Aufgabe
Filtere aus den folgenden Zeilen alle heraus, in denen die Zeichenfolge „Save“ vorkommt, und schreibe sie ab. Groß- und Kleinschreibung zählt dabei.

____ Datenauszug

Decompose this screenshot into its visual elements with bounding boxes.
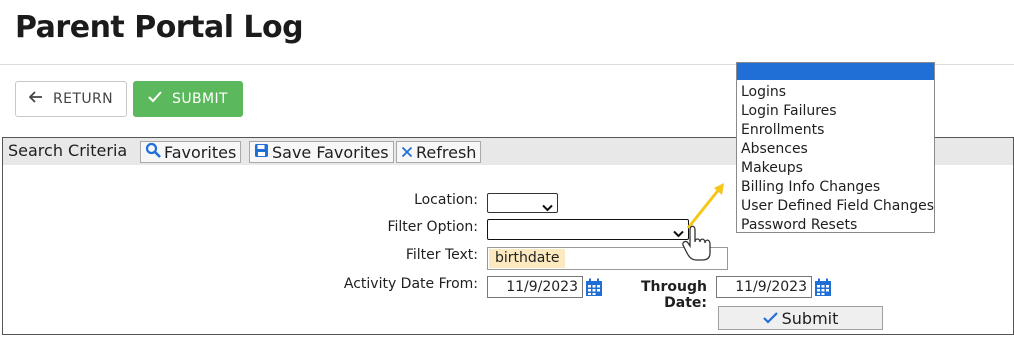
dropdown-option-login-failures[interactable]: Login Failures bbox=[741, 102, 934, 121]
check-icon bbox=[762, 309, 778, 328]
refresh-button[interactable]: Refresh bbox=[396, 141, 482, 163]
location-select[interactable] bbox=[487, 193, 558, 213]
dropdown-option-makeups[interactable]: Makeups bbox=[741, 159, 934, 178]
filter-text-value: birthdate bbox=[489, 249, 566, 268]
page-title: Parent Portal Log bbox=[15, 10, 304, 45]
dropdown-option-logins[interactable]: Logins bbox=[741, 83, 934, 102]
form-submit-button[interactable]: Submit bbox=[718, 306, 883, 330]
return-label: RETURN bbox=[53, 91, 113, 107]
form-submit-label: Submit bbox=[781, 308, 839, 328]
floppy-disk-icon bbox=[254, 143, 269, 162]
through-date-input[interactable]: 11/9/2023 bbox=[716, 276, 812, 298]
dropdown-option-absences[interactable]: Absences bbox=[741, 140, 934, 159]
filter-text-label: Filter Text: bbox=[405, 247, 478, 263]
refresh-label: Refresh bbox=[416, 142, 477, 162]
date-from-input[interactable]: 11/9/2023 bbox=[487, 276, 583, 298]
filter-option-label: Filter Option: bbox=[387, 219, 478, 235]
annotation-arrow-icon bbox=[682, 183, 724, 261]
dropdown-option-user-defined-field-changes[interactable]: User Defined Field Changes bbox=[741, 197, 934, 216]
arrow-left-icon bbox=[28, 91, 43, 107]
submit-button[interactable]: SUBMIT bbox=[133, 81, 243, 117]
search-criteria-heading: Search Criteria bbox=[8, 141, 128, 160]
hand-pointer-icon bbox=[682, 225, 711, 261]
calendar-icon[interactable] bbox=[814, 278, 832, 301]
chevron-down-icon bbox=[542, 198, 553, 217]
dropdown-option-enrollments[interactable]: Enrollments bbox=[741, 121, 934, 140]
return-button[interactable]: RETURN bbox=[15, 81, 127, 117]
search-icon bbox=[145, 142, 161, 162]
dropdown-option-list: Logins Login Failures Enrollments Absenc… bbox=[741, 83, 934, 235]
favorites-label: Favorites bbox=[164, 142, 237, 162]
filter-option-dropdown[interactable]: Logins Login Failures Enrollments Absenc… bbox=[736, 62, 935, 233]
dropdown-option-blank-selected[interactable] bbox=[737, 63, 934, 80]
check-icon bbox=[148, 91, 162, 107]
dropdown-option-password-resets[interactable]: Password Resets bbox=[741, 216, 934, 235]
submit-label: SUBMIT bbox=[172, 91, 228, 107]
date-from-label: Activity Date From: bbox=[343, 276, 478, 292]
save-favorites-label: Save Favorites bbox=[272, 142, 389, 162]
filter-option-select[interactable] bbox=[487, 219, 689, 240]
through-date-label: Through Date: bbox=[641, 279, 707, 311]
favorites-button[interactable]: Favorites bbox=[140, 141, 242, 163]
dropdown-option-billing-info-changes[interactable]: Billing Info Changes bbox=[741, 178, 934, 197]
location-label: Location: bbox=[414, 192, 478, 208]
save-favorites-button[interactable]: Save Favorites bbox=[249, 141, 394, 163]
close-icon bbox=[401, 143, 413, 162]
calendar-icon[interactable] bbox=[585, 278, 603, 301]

________

Richtige Lösung
save-favorites-label: Save Favorites bbox=[272, 142, 389, 162]
save-favorites-button[interactable]: Save Favorites bbox=[249, 141, 394, 163]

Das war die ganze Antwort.